[Region boundary data]
⁂
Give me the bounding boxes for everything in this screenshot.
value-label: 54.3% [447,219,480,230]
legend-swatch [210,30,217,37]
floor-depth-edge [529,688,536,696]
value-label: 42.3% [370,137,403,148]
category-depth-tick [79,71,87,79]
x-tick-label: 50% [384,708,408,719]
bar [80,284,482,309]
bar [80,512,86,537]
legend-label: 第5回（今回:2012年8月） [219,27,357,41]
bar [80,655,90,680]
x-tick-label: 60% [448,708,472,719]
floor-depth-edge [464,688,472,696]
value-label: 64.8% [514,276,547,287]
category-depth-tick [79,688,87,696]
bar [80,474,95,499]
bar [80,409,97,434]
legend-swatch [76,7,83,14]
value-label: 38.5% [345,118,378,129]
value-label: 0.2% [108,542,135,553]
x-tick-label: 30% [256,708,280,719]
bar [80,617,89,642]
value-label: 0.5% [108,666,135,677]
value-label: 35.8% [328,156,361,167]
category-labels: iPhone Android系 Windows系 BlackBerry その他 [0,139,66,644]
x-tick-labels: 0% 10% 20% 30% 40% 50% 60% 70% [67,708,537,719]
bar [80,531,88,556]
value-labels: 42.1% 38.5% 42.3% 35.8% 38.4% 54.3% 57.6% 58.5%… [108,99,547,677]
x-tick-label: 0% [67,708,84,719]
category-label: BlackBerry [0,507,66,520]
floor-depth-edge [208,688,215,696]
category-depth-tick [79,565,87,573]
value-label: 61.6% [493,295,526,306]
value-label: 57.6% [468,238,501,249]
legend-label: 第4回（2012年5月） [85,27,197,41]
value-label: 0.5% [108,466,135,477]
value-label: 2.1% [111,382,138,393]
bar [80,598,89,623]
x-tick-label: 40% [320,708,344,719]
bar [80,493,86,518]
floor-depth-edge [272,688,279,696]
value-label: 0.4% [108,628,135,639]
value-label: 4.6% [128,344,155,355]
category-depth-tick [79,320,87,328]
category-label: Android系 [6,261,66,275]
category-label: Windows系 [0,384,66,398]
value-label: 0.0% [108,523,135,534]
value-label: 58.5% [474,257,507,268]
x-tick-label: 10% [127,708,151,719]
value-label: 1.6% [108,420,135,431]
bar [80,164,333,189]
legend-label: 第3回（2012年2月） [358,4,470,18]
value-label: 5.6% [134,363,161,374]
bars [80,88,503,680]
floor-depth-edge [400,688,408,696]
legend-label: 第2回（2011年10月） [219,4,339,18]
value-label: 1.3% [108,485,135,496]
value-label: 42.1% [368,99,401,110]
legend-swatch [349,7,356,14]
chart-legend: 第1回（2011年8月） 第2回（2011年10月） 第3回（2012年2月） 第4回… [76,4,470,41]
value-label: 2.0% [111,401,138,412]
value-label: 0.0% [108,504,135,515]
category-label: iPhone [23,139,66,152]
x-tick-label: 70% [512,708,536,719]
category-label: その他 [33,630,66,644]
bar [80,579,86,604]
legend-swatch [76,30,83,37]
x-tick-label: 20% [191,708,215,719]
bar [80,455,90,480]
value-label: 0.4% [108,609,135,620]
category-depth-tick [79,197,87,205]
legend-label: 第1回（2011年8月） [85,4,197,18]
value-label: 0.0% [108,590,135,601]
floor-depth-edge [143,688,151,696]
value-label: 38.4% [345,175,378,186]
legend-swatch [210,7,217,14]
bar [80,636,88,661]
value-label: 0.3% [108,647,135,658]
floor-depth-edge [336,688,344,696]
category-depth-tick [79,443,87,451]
⁂
* The request:
Copy out the records word for word, from the very first line through the line containing "value-label: 38.5% [345,118,378,129]", inclusive.

* Answer to the problem:
Give me the bounding boxes for everything in this screenshot.
value-label: 54.3% [447,219,480,230]
legend-swatch [210,30,217,37]
floor-depth-edge [529,688,536,696]
value-label: 42.3% [370,137,403,148]
category-depth-tick [79,71,87,79]
x-tick-label: 50% [384,708,408,719]
bar [80,284,482,309]
bar [80,512,86,537]
legend-label: 第5回（今回:2012年8月） [219,27,357,41]
bar [80,655,90,680]
x-tick-label: 60% [448,708,472,719]
floor-depth-edge [464,688,472,696]
value-label: 64.8% [514,276,547,287]
category-depth-tick [79,688,87,696]
bar [80,474,95,499]
bar [80,409,97,434]
legend-swatch [76,7,83,14]
value-label: 38.5% [345,118,378,129]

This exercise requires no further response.